Below are records; work out how many of their lines hold the string "action" and give that number alone.

--- start Input rows ---

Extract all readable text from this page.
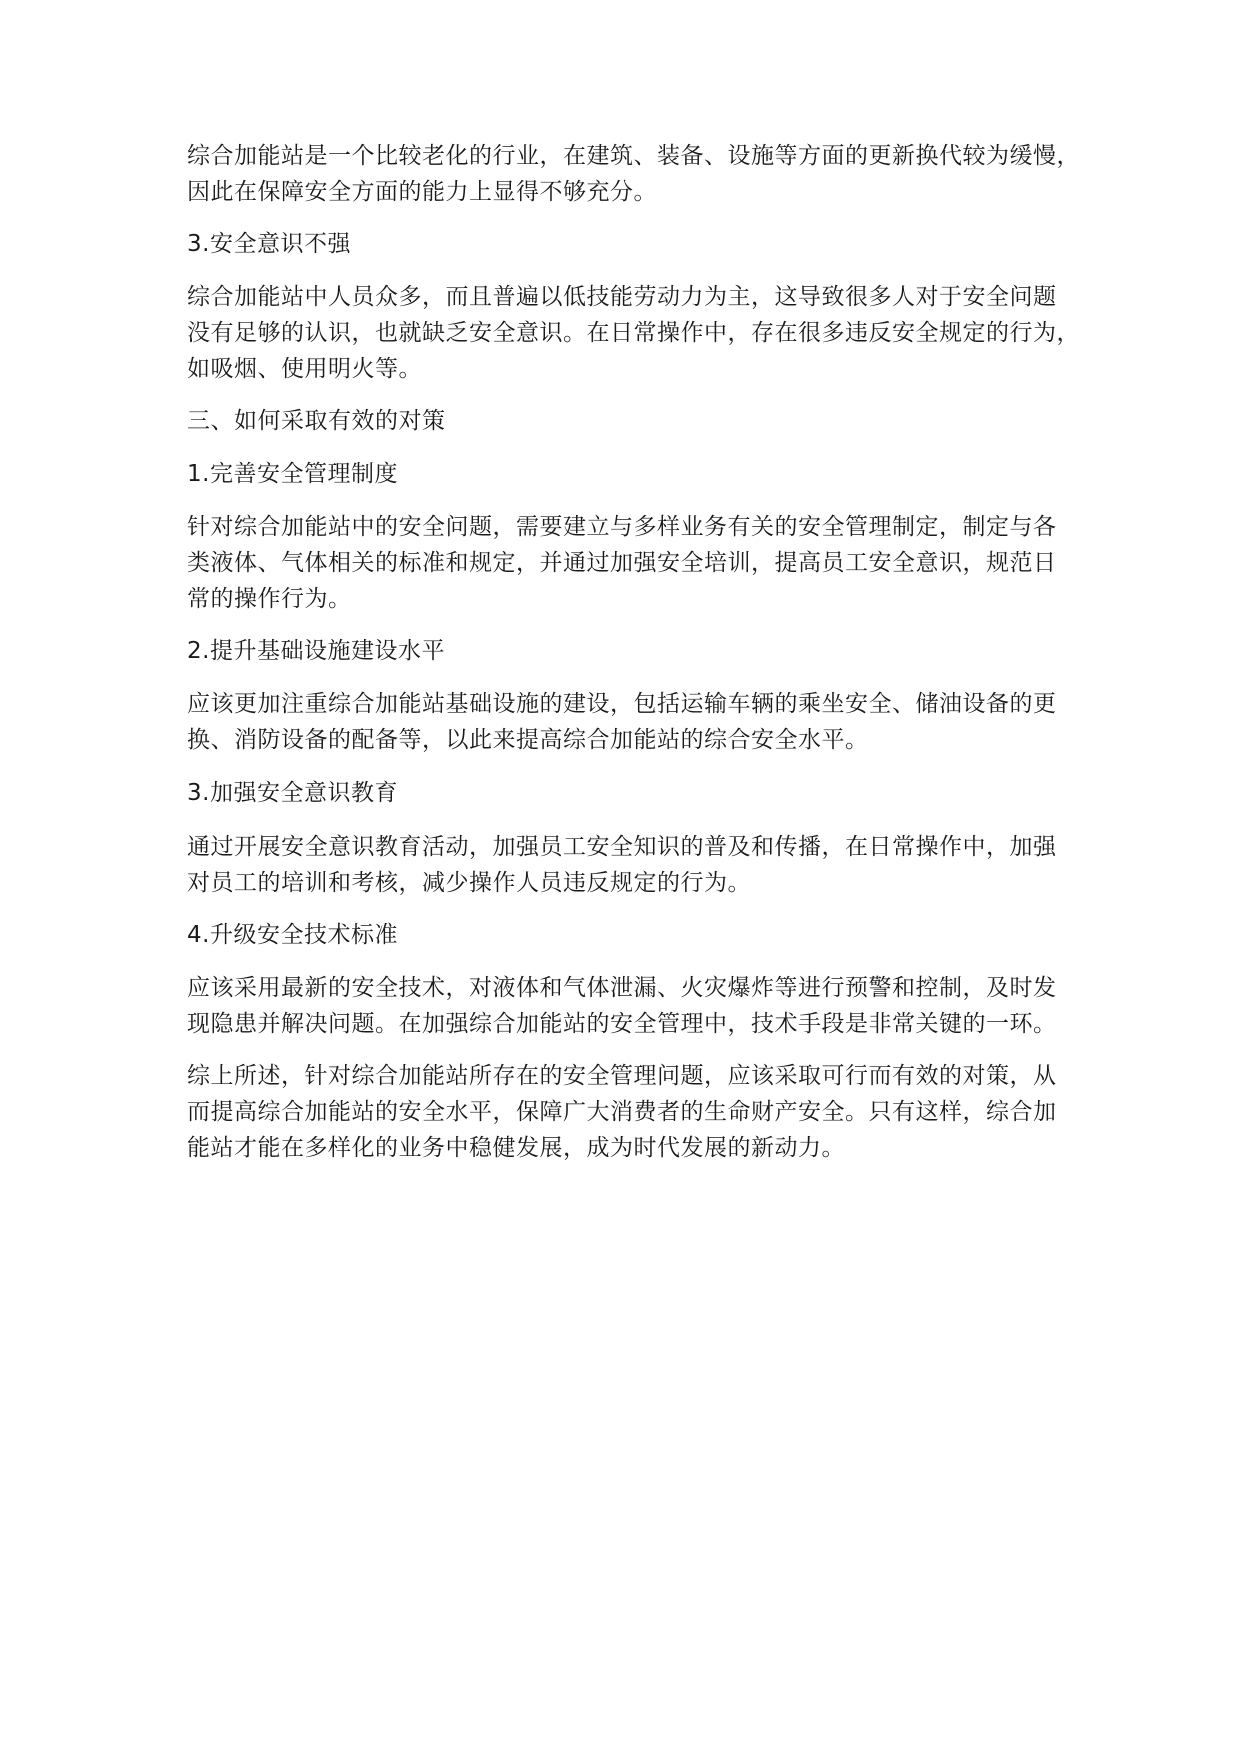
综合加能站是一个比较老化的行业，在建筑、装备、设施等方面的更新换代较为缓慢，
因此在保障安全方面的能力上显得不够充分。

3.安全意识不强

综合加能站中人员众多，而且普遍以低技能劳动力为主，这导致很多人对于安全问题
没有足够的认识，也就缺乏安全意识。在日常操作中，存在很多违反安全规定的行为，
如吸烟、使用明火等。

三、如何采取有效的对策

1.完善安全管理制度

针对综合加能站中的安全问题，需要建立与多样业务有关的安全管理制定，制定与各
类液体、气体相关的标准和规定，并通过加强安全培训，提高员工安全意识，规范日
常的操作行为。

2.提升基础设施建设水平

应该更加注重综合加能站基础设施的建设，包括运输车辆的乘坐安全、储油设备的更
换、消防设备的配备等，以此来提高综合加能站的综合安全水平。

3.加强安全意识教育

通过开展安全意识教育活动，加强员工安全知识的普及和传播，在日常操作中，加强
对员工的培训和考核，减少操作人员违反规定的行为。

4.升级安全技术标准

应该采用最新的安全技术，对液体和气体泄漏、火灾爆炸等进行预警和控制，及时发
现隐患并解决问题。在加强综合加能站的安全管理中，技术手段是非常关键的一环。

综上所述，针对综合加能站所存在的安全管理问题，应该采取可行而有效的对策，从
而提高综合加能站的安全水平，保障广大消费者的生命财产安全。只有这样，综合加
能站才能在多样化的业务中稳健发展，成为时代发展的新动力。
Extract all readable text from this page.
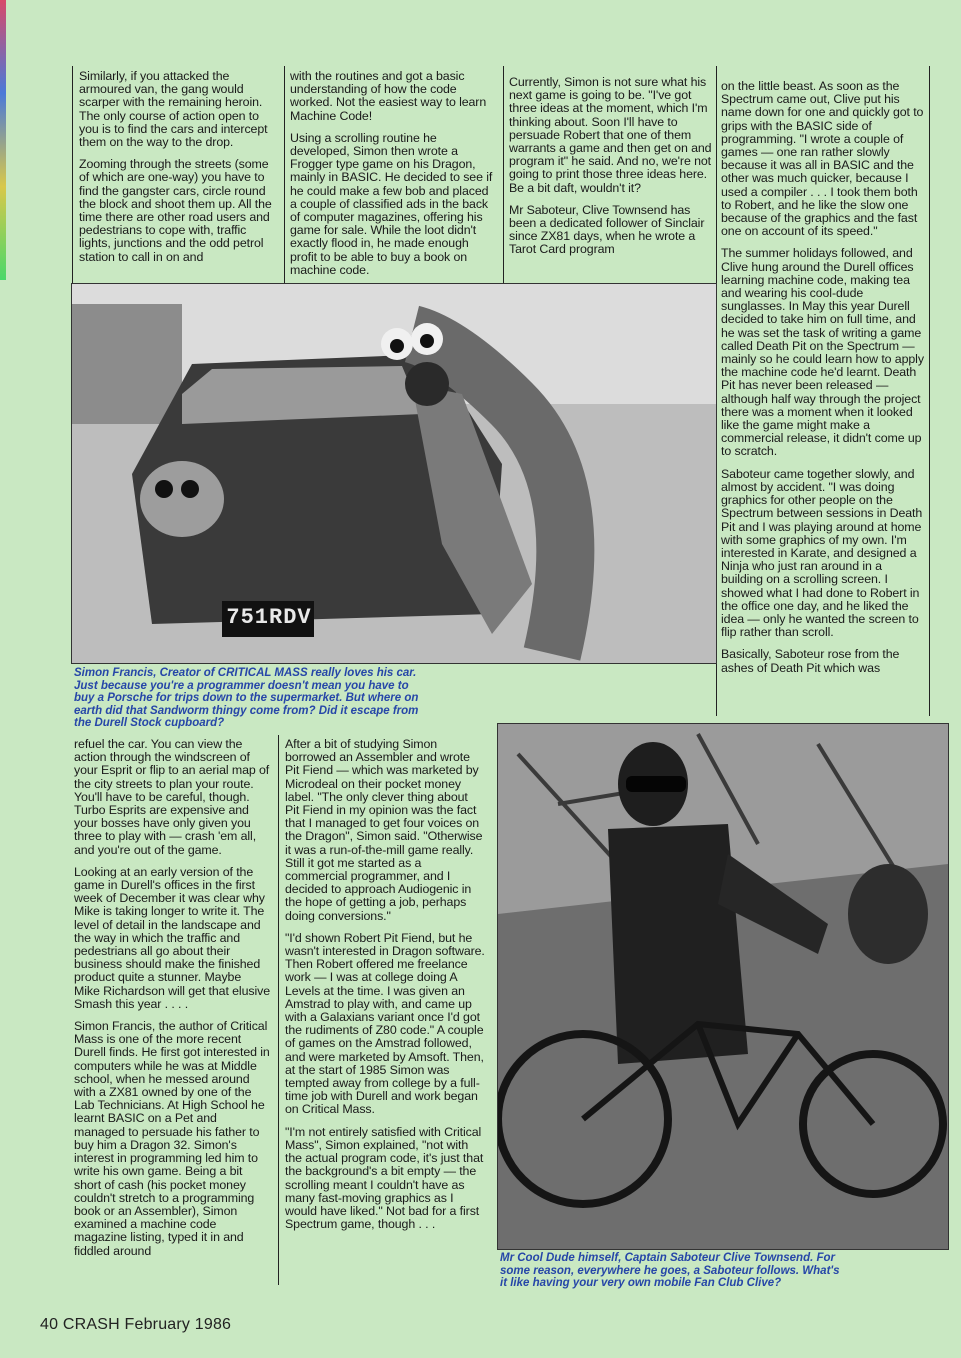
Similarly, if you attacked the armoured van, the gang would scarper with the remaining heroin. The only course of action open to you is to find the cars and intercept them on the way to the drop.

Zooming through the streets (some of which are one-way) you have to find the gangster cars, circle round the block and shoot them up. All the time there are other road users and pedestrians to cope with, traffic lights, junctions and the odd petrol station to call in on and

with the routines and got a basic understanding of how the code worked. Not the easiest way to learn Machine Code!

Using a scrolling routine he developed, Simon then wrote a Frogger type game on his Dragon, mainly in BASIC. He decided to see if he could make a few bob and placed a couple of classified ads in the back of computer magazines, offering his game for sale. While the loot didn't exactly flood in, he made enough profit to be able to buy a book on machine code.

Currently, Simon is not sure what his next game is going to be. "I've got three ideas at the moment, which I'm thinking about. Soon I'll have to persuade Robert that one of them warrants a game and then get on and program it" he said. And no, we're not going to print those three ideas here. Be a bit daft, wouldn't it?

Mr Saboteur, Clive Townsend has been a dedicated follower of Sinclair since ZX81 days, when he wrote a Tarot Card program

on the little beast. As soon as the Spectrum came out, Clive put his name down for one and quickly got to grips with the BASIC side of programming. "I wrote a couple of games — one ran rather slowly because it was all in BASIC and the other was much quicker, because I used a compiler . . . I took them both to Robert, and he like the slow one because of the graphics and the fast one on account of its speed."

The summer holidays followed, and Clive hung around the Durell offices learning machine code, making tea and wearing his cool-dude sunglasses. In May this year Durell decided to take him on full time, and he was set the task of writing a game called Death Pit on the Spectrum — mainly so he could learn how to apply the machine code he'd learnt. Death Pit has never been released — although half way through the project there was a moment when it looked like the game might make a commercial release, it didn't come up to scratch.

Saboteur came together slowly, and almost by accident. "I was doing graphics for other people on the Spectrum between sessions in Death Pit and I was playing around at home with some graphics of my own. I'm interested in Karate, and designed a Ninja who just ran around in a building on a scrolling screen. I showed what I had done to Robert in the office one day, and he liked the idea — only he wanted the screen to flip rather than scroll.

Basically, Saboteur rose from the ashes of Death Pit which was

751RDV
Simon Francis, Creator of CRITICAL MASS really loves his car. Just because you're a programmer doesn't mean you have to buy a Porsche for trips down to the supermarket. But where on earth did that Sandworm thingy come from? Did it escape from the Durell Stock cupboard?

refuel the car. You can view the action through the windscreen of your Esprit or flip to an aerial map of the city streets to plan your route. You'll have to be careful, though. Turbo Esprits are expensive and your bosses have only given you three to play with — crash 'em all, and you're out of the game.

Looking at an early version of the game in Durell's offices in the first week of December it was clear why Mike is taking longer to write it. The level of detail in the landscape and the way in which the traffic and pedestrians all go about their business should make the finished product quite a stunner. Maybe Mike Richardson will get that elusive Smash this year . . . .

Simon Francis, the author of Critical Mass is one of the more recent Durell finds. He first got interested in computers while he was at Middle school, when he messed around with a ZX81 owned by one of the Lab Technicians. At High School he learnt BASIC on a Pet and managed to persuade his father to buy him a Dragon 32. Simon's interest in programming led him to write his own game. Being a bit short of cash (his pocket money couldn't stretch to a programming book or an Assembler), Simon examined a machine code magazine listing, typed it in and fiddled around

After a bit of studying Simon borrowed an Assembler and wrote Pit Fiend — which was marketed by Microdeal on their pocket money label. "The only clever thing about Pit Fiend in my opinion was the fact that I managed to get four voices on the Dragon", Simon said. "Otherwise it was a run-of-the-mill game really. Still it got me started as a commercial programmer, and I decided to approach Audiogenic in the hope of getting a job, perhaps doing conversions."

"I'd shown Robert Pit Fiend, but he wasn't interested in Dragon software. Then Robert offered me freelance work — I was at college doing A Levels at the time. I was given an Amstrad to play with, and came up with a Galaxians variant once I'd got the rudiments of Z80 code." A couple of games on the Amstrad followed, and were marketed by Amsoft. Then, at the start of 1985 Simon was tempted away from college by a full-time job with Durell and work began on Critical Mass.

"I'm not entirely satisfied with Critical Mass", Simon explained, "not with the actual program code, it's just that the background's a bit empty — the scrolling meant I couldn't have as many fast-moving graphics as I would have liked." Not bad for a first Spectrum game, though . . .

Mr Cool Dude himself, Captain Saboteur Clive Townsend. For some reason, everywhere he goes, a Saboteur follows. What's it like having your very own mobile Fan Club Clive?
40 CRASH February 1986
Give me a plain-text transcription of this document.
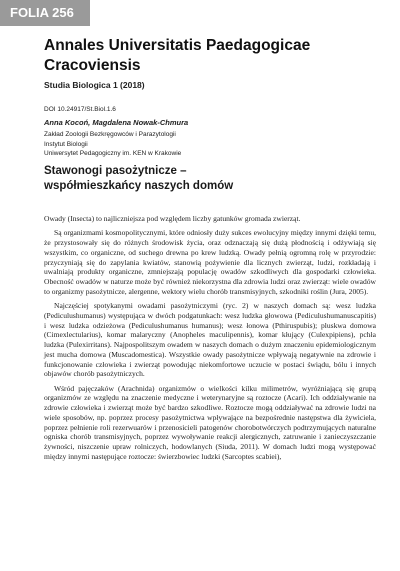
FOLIA 256
Annales Universitatis Paedagogicae Cracoviensis
Studia Biologica 1 (2018)
DOI 10.24917/St.Biol.1.6
Anna Kocoń, Magdalena Nowak-Chmura
Zakład Zoologii Bezkręgowców i Parazytologii
Instytut Biologii
Uniwersytet Pedagogiczny im. KEN w Krakowie
Stawonogi pasożytnicze –
współmieszkańcy naszych domów

Owady (Insecta) to najliczniejsza pod względem liczby gatunków gromada zwierząt.

Są organizmami kosmopolitycznymi, które odniosły duży sukces ewolucyjny między innymi dzięki temu, że przystosowały się do różnych środowisk życia, oraz odznaczają się dużą płodnością i odżywiają się wszystkim, co organiczne, od suchego drewna po krew ludzką. Owady pełnią ogromną rolę w przyrodzie: przyczyniają się do zapylania kwiatów, stanowią pożywienie dla licznych zwierząt, ludzi, rozkładają i uwalniają produkty organiczne, zmniejszają populację owadów szkodliwych dla gospodarki człowieka. Obecność owadów w naturze może być również niekorzystna dla zdrowia ludzi oraz zwierząt: wiele owadów to organizmy pasożytnicze, alergenne, wektory wielu chorób transmisyjnych, szkodniki roślin (Jura, 2005).

Najczęściej spotykanymi owadami pasożytniczymi (ryc. 2) w naszych domach są: wesz ludzka (Pediculushumanus) występująca w dwóch podgatunkach: wesz ludzka głowowa (Pediculushumanuscapitis) i wesz ludzka odzieżowa (Pediculushumanus humanus); wesz łonowa (Pthiruspubis); pluskwa domowa (Cimexlectularius), komar malaryczny (Anopheles maculipennis), komar kłujący (Culexpipiens), pchła ludzka (Pulexirritans). Najpospolitszym owadem w naszych domach o dużym znaczeniu epidemiologicznym jest mucha domowa (Muscadomestica). Wszystkie owady pasożytnicze wpływają negatywnie na zdrowie i funkcjonowanie człowieka i zwierząt powodując niekomfortowe uczucie w postaci świądu, bólu i innych objawów chorób pasożytniczych.

Wśród pajęczaków (Arachnida) organizmów o wielkości kilku milimetrów, wyróżniającą się grupą organizmów ze względu na znaczenie medyczne i weterynaryjne są roztocze (Acari). Ich oddziaływanie na zdrowie człowieka i zwierząt może być bardzo szkodliwe. Roztocze mogą oddziaływać na zdrowie ludzi na wiele sposobów, np. poprzez procesy pasożytnictwa wpływające na bezpośrednie następstwa dla żywiciela, poprzez pełnienie roli rezerwuarów i przenosicieli patogenów chorobotwórczych podtrzymujących naturalne ogniska chorób transmisyjnych, poprzez wywoływanie reakcji alergicznych, zatruwanie i zanieczyszczanie żywności, niszczenie upraw rolniczych, hodowlanych (Siuda, 2011). W domach ludzi mogą występować między innymi następujące roztocze: świerzbowiec ludzki (Sarcoptes scabiei),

--- end Input rows ---

→ The result: 2